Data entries
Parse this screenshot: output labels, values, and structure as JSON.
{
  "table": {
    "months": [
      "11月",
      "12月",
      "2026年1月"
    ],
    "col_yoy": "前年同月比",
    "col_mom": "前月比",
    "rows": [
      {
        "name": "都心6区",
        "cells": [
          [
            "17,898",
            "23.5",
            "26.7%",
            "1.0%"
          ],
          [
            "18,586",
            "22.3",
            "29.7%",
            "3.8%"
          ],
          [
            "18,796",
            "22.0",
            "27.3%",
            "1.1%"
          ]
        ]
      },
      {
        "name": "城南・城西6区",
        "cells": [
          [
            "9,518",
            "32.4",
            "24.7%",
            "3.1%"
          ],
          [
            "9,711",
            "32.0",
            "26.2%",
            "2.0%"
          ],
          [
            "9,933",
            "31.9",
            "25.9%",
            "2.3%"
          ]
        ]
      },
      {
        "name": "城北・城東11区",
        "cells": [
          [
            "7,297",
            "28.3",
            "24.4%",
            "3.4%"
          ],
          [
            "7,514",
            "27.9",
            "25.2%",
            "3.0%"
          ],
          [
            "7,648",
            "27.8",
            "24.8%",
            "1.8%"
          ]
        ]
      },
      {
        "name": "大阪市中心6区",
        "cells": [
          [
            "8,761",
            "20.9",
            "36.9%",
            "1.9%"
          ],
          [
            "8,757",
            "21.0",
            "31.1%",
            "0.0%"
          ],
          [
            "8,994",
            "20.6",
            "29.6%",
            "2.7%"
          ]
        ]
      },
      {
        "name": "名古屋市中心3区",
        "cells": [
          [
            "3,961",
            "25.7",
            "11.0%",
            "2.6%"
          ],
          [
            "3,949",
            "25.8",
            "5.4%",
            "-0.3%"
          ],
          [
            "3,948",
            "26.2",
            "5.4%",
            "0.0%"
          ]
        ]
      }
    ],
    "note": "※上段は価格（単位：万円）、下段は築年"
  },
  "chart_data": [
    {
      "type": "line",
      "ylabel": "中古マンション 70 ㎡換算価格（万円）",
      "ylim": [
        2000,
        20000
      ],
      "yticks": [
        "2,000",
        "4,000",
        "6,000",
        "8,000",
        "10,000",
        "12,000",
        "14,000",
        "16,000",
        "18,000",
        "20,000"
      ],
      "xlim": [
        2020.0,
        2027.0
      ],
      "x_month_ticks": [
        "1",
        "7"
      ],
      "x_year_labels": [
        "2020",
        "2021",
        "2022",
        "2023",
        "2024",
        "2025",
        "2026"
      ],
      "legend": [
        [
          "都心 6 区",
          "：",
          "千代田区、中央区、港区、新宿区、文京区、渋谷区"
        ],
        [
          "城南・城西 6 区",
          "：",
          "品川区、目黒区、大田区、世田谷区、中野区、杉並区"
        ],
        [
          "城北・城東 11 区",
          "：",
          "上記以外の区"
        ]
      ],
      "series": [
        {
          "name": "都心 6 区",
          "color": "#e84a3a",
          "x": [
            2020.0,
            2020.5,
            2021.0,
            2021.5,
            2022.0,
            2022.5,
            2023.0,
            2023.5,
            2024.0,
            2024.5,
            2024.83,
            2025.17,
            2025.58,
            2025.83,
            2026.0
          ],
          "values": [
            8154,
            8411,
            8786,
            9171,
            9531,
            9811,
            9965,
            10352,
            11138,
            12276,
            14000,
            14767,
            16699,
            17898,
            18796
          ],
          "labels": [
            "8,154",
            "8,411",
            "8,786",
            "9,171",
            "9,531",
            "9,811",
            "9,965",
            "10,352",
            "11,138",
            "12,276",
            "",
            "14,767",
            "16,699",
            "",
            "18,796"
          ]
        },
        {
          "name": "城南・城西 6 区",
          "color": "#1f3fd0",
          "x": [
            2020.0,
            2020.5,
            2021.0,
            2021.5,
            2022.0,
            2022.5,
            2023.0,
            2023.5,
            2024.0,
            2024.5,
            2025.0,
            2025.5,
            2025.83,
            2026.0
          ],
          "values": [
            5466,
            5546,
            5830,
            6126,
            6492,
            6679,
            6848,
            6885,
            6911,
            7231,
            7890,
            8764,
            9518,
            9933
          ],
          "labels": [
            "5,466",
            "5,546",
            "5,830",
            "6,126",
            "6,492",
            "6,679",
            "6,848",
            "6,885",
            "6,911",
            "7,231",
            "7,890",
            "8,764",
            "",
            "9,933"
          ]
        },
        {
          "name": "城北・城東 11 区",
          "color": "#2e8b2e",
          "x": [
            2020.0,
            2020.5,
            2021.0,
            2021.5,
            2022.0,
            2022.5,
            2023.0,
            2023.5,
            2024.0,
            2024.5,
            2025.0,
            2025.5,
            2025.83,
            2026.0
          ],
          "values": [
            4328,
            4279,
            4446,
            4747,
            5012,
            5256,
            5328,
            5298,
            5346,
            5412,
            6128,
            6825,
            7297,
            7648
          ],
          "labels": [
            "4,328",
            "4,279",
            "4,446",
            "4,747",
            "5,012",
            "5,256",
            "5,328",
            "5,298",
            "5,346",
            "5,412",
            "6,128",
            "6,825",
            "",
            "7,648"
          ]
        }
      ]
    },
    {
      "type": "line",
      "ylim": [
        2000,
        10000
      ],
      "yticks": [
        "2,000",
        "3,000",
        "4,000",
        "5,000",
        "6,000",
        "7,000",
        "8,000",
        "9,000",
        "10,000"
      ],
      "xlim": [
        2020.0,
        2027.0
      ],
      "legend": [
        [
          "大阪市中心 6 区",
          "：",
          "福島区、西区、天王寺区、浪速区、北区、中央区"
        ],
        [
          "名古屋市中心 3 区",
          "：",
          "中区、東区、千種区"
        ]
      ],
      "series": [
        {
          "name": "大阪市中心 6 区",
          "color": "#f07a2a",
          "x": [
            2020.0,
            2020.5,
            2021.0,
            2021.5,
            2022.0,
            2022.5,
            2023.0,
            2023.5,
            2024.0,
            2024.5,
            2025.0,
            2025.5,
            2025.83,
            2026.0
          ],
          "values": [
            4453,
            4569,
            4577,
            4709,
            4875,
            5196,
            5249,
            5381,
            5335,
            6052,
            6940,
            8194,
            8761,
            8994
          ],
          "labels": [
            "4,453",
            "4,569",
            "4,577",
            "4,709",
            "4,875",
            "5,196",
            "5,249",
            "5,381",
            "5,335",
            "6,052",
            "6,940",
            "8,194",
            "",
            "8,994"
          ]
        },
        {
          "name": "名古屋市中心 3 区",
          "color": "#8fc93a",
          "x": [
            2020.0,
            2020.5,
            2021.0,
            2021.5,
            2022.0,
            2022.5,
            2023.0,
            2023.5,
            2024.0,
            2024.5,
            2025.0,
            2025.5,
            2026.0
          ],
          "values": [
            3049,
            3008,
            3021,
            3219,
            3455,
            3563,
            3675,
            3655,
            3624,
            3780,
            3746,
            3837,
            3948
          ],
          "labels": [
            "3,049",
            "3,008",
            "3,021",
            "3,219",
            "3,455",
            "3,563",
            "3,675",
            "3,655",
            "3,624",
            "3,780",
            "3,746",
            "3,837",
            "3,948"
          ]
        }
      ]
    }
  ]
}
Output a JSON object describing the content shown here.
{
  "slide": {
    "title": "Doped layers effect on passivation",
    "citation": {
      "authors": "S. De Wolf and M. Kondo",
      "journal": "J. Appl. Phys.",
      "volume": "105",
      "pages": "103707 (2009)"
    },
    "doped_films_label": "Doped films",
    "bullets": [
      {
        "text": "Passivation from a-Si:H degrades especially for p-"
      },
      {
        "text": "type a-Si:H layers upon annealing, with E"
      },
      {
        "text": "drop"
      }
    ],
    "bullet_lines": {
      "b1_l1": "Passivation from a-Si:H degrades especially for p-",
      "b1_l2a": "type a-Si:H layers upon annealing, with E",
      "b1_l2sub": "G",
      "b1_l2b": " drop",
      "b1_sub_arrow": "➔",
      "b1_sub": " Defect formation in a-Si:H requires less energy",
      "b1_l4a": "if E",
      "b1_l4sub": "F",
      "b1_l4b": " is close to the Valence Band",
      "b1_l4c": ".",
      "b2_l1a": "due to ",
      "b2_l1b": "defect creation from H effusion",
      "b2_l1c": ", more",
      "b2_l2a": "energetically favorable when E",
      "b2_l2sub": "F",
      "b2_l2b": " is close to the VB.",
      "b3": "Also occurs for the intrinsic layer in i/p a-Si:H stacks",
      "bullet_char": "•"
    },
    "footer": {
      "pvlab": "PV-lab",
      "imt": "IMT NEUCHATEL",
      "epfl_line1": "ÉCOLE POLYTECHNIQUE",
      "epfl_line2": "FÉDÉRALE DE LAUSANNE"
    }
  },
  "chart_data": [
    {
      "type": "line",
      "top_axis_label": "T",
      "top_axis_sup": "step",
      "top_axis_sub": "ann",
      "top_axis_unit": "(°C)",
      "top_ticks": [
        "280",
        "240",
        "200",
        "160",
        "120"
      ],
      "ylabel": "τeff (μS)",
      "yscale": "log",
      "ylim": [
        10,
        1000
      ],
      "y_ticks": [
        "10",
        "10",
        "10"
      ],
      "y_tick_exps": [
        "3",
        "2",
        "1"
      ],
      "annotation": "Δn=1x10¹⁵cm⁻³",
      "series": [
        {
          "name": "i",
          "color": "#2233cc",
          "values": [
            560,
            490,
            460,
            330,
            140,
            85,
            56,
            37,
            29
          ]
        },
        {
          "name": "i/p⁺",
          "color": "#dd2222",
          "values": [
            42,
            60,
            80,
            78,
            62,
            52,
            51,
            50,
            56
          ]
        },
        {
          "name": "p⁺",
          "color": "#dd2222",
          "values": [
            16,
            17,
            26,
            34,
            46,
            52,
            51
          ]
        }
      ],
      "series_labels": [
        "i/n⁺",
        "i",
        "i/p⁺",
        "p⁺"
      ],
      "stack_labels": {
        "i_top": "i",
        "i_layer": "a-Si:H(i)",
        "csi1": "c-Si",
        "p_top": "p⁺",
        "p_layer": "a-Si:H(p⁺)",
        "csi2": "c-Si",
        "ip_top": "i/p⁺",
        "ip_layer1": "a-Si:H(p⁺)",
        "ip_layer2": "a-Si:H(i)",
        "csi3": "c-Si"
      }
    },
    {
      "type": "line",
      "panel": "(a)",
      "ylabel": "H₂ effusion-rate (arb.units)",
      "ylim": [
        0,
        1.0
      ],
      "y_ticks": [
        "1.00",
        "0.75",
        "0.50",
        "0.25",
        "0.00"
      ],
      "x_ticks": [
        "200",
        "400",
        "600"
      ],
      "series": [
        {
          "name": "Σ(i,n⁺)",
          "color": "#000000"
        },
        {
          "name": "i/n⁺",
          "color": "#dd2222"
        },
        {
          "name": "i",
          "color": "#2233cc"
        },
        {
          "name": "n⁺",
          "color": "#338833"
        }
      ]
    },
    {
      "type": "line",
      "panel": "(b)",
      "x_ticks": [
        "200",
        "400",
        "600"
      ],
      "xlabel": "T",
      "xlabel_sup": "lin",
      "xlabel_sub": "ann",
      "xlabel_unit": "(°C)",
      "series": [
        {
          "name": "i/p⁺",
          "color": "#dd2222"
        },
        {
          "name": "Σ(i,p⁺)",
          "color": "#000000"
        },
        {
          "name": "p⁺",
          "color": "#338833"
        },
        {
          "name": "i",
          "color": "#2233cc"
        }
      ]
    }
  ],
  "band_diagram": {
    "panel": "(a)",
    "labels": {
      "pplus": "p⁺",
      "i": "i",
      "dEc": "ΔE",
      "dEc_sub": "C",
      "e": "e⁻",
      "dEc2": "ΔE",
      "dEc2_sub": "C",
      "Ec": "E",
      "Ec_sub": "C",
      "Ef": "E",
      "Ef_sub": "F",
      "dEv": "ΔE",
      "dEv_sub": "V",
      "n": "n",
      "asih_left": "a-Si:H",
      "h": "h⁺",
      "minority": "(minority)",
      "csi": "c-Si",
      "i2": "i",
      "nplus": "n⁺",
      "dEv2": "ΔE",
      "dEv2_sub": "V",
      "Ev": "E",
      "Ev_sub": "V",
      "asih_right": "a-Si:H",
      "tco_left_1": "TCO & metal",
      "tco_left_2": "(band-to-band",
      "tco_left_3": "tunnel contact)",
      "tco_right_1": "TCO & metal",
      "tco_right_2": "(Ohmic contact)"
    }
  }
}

- **STATED PROBLEM**:
Find the word "layers" in the records and pull out each line that has it.

- **WRITTEN RESPONSE**:
    "title": "Doped layers effect on passivation",
        "text": "type a-Si:H layers upon annealing, with E"
      "b1_l2a": "type a-Si:H layers upon annealing, with E",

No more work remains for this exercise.